## EXERCISE REQUIREMENTS
Can you print, without any change, everything from the start of the records down to the line containing "inverter-ports (408, 90, 433, 333)", with both ends included?

[Layout element annotations]
^^^^

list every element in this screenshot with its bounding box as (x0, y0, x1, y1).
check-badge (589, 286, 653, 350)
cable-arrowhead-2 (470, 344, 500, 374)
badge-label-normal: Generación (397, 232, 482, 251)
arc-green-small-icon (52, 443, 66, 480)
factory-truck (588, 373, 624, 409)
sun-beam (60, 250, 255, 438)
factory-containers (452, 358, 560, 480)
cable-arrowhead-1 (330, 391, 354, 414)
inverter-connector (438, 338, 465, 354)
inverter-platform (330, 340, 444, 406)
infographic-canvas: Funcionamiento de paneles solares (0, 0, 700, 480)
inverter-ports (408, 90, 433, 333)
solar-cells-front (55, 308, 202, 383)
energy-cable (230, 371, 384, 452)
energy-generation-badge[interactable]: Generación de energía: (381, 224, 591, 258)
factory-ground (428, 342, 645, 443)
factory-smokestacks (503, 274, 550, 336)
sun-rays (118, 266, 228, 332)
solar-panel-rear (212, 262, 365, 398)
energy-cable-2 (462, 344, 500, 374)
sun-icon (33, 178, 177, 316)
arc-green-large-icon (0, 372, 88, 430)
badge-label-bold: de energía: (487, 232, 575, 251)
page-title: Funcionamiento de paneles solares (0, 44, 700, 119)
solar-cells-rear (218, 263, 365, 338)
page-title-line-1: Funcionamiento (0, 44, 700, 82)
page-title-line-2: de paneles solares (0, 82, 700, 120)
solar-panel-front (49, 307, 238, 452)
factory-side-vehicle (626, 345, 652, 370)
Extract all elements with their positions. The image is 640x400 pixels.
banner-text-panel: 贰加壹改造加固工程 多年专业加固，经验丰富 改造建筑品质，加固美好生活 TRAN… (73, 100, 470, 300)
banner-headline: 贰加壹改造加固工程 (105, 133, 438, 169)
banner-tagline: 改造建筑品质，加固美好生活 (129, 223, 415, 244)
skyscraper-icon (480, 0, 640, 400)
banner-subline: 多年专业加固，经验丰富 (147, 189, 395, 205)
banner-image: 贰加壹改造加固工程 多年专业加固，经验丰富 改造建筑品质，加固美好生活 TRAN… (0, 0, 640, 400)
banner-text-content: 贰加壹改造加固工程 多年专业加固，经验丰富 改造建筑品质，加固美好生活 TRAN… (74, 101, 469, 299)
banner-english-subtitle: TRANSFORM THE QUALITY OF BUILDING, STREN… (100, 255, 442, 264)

^^^^

## SOLUTION TO THIS EXERCISE
list every element in this screenshot with its bounding box as (x0, y0, x1, y1).
check-badge (589, 286, 653, 350)
cable-arrowhead-2 (470, 344, 500, 374)
badge-label-normal: Generación (397, 232, 482, 251)
arc-green-small-icon (52, 443, 66, 480)
factory-truck (588, 373, 624, 409)
sun-beam (60, 250, 255, 438)
factory-containers (452, 358, 560, 480)
cable-arrowhead-1 (330, 391, 354, 414)
inverter-connector (438, 338, 465, 354)
inverter-platform (330, 340, 444, 406)
infographic-canvas: Funcionamiento de paneles solares (0, 0, 700, 480)
inverter-ports (408, 90, 433, 333)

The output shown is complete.